Task input
>>>>

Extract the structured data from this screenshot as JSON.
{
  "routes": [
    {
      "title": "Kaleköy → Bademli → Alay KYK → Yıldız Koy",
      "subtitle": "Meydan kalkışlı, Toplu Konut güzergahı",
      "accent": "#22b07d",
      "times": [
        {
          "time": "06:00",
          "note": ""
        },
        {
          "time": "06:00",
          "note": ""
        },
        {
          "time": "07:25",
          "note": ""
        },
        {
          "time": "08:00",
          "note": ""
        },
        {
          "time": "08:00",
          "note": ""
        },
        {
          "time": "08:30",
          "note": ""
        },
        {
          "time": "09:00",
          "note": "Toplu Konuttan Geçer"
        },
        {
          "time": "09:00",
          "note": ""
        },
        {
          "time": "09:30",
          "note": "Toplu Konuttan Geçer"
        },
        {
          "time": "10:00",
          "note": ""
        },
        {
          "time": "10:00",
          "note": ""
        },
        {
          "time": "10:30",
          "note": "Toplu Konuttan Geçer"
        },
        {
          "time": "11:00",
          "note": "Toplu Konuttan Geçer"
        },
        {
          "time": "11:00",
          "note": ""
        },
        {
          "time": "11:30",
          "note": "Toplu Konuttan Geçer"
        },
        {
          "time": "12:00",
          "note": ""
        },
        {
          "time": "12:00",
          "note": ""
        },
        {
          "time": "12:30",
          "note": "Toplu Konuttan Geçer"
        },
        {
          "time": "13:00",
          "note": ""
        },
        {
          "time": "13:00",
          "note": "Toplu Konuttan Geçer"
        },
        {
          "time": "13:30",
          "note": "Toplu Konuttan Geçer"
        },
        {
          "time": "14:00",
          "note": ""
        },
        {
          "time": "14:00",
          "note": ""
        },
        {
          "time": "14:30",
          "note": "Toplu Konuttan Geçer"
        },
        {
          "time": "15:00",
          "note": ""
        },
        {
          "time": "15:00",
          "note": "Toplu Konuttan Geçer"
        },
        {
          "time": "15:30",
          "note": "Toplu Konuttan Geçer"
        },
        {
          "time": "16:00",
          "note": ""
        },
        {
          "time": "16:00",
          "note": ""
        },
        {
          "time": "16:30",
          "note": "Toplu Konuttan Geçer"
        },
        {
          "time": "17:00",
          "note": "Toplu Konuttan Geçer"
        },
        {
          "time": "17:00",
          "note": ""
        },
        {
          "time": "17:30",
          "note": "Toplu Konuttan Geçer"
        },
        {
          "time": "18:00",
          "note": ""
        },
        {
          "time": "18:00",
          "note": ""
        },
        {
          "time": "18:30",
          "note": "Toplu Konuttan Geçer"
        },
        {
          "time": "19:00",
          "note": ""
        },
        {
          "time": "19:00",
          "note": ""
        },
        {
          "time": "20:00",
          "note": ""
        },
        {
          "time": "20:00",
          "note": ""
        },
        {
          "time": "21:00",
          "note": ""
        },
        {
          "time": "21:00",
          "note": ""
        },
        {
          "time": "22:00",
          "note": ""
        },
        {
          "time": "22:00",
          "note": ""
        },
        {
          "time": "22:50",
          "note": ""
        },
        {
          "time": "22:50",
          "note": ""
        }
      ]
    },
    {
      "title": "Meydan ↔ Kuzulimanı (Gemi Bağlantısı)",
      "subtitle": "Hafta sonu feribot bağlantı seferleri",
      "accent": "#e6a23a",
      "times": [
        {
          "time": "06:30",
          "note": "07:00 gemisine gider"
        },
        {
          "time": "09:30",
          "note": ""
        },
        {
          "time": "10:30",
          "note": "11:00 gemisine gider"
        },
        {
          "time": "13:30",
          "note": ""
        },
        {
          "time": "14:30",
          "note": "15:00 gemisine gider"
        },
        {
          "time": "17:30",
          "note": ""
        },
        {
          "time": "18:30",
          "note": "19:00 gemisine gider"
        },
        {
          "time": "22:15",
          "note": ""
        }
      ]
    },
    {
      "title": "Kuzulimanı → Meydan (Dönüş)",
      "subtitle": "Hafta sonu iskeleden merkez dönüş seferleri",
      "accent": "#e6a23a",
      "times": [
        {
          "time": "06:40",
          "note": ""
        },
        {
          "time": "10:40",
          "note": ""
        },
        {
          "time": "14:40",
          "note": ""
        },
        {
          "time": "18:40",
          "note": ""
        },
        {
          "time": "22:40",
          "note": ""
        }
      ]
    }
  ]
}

<<<<

Aim of the exercise
Provide only the number of lines in the entries that hold the word "sonu".

Written solution
2